## start Provided entries

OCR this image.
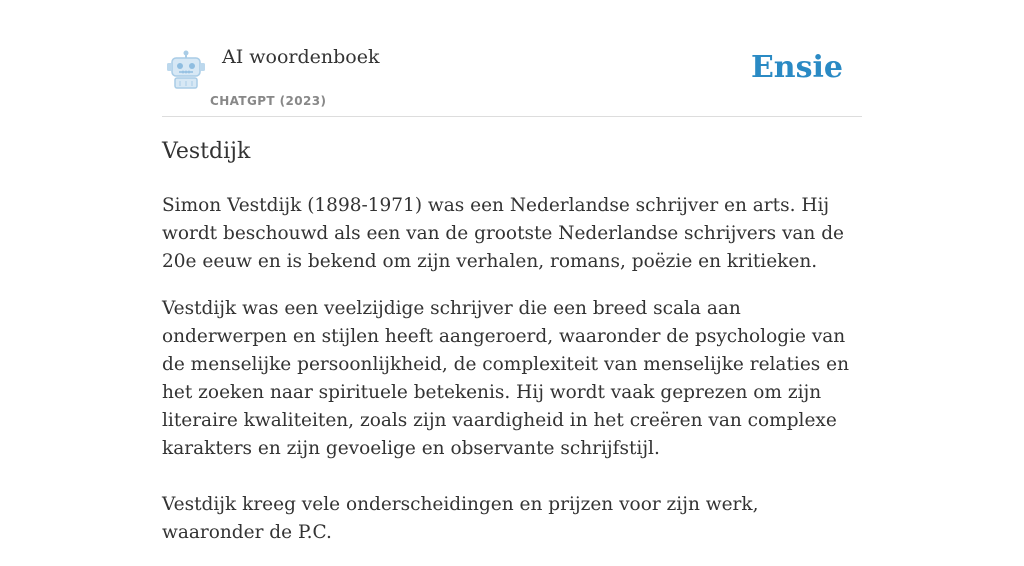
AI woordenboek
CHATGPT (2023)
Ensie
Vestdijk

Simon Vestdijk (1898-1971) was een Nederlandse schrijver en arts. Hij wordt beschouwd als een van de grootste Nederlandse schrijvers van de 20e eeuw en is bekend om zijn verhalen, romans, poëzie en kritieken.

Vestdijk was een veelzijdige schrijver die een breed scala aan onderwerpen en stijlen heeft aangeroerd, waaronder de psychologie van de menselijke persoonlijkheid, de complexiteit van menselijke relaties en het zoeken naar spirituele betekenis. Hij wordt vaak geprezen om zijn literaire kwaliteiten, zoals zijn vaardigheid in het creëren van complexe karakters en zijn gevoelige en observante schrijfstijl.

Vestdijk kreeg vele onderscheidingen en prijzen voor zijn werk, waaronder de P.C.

## end Provided entries
## start Provided entries

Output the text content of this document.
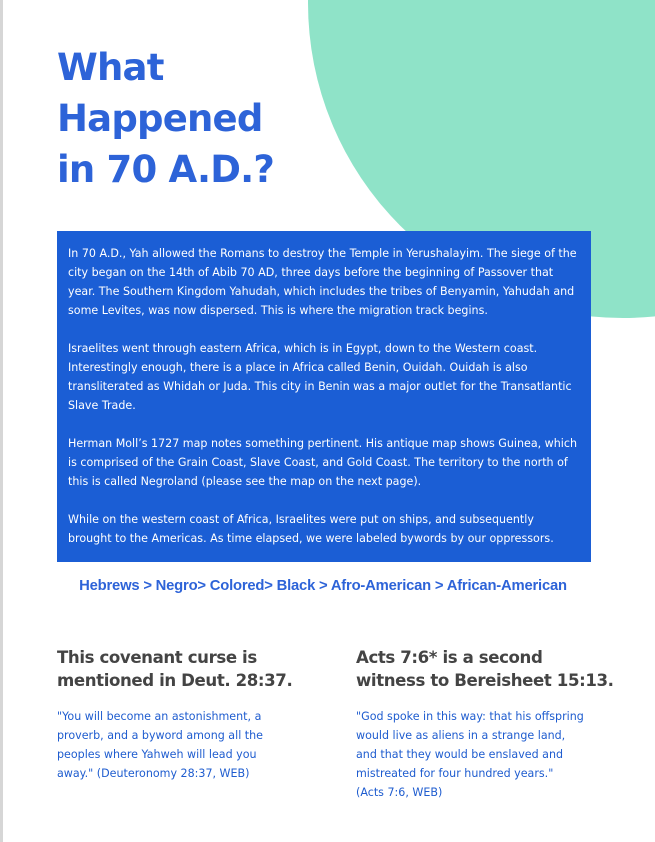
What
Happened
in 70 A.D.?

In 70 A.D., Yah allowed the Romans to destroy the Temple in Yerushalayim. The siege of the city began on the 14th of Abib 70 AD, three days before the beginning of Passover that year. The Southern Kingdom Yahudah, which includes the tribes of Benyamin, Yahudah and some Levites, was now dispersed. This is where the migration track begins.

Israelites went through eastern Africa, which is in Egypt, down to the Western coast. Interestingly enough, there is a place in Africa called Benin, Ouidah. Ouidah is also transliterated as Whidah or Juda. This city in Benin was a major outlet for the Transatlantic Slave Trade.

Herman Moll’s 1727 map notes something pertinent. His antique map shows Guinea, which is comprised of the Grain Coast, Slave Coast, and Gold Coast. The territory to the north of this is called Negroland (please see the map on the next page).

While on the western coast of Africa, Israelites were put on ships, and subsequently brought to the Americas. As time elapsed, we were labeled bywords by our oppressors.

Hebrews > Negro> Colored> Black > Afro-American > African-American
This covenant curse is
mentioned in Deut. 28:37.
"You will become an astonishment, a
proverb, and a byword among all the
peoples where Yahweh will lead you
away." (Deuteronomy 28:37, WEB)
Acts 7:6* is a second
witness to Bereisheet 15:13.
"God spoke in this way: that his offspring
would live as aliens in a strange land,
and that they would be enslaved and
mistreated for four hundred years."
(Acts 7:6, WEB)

## end Provided entries

Problem =>
Which lines of the data include "that"? Copy each of them.

Output of the exercise =>
In 70 A.D., Yah allowed the Romans to destroy the Temple in Yerushalayim. The siege of the city began on the 14th of Abib 70 AD, three days before the beginning of Passover that year. The Southern Kingdom Yahudah, which includes the tribes of Benyamin, Yahudah and some Levites, was now dispersed. This is where the migration track begins.
"God spoke in this way: that his offspring
and that they would be enslaved and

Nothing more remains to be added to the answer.